→ **TO BE DONE**:
Find how many lines of the listing below include the word "НДФЛ", then report the number by itself.

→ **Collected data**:
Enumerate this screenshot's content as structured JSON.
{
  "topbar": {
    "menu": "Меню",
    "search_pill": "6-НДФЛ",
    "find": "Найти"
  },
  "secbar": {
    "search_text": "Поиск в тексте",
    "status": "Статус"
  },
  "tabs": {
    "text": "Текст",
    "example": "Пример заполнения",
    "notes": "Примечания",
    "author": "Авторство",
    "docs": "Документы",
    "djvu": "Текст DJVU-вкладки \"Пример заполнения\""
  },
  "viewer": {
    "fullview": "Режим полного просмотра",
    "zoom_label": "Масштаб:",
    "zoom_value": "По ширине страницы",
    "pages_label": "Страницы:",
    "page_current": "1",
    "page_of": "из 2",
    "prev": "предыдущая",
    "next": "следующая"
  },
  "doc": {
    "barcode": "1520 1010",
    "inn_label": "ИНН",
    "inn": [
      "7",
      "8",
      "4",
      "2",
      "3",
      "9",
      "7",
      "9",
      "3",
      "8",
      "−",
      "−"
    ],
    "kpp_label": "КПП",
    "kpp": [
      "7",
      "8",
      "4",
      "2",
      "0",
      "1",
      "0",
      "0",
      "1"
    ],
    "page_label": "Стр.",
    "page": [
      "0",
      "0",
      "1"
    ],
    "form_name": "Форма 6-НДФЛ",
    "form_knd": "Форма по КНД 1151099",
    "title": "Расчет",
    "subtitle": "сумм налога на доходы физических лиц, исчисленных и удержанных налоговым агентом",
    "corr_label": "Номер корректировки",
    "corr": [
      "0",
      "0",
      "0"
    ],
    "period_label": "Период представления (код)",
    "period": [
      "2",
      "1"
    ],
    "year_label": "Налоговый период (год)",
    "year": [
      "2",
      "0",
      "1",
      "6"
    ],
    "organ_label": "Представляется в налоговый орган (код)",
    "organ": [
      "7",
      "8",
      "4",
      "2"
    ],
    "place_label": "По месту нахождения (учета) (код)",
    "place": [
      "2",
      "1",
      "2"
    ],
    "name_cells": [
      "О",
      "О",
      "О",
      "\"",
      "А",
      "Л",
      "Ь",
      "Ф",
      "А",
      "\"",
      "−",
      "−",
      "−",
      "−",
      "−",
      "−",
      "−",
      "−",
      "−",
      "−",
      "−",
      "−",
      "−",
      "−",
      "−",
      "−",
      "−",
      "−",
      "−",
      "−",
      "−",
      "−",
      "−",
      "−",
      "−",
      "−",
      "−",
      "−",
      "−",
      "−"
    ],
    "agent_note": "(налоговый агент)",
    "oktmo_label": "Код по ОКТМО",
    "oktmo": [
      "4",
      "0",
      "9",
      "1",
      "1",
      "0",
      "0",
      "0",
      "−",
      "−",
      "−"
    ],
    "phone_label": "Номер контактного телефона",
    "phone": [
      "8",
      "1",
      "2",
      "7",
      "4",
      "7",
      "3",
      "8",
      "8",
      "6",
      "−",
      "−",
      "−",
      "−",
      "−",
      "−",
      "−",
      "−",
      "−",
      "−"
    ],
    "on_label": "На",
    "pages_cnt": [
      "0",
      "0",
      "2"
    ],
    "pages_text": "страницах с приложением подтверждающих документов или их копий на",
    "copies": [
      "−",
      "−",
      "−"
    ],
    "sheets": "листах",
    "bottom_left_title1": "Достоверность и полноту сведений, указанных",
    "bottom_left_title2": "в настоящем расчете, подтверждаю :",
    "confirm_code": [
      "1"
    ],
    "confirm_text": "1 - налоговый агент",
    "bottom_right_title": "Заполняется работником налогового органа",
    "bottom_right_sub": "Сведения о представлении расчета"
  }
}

→ **EXPECTED ANSWER**:
2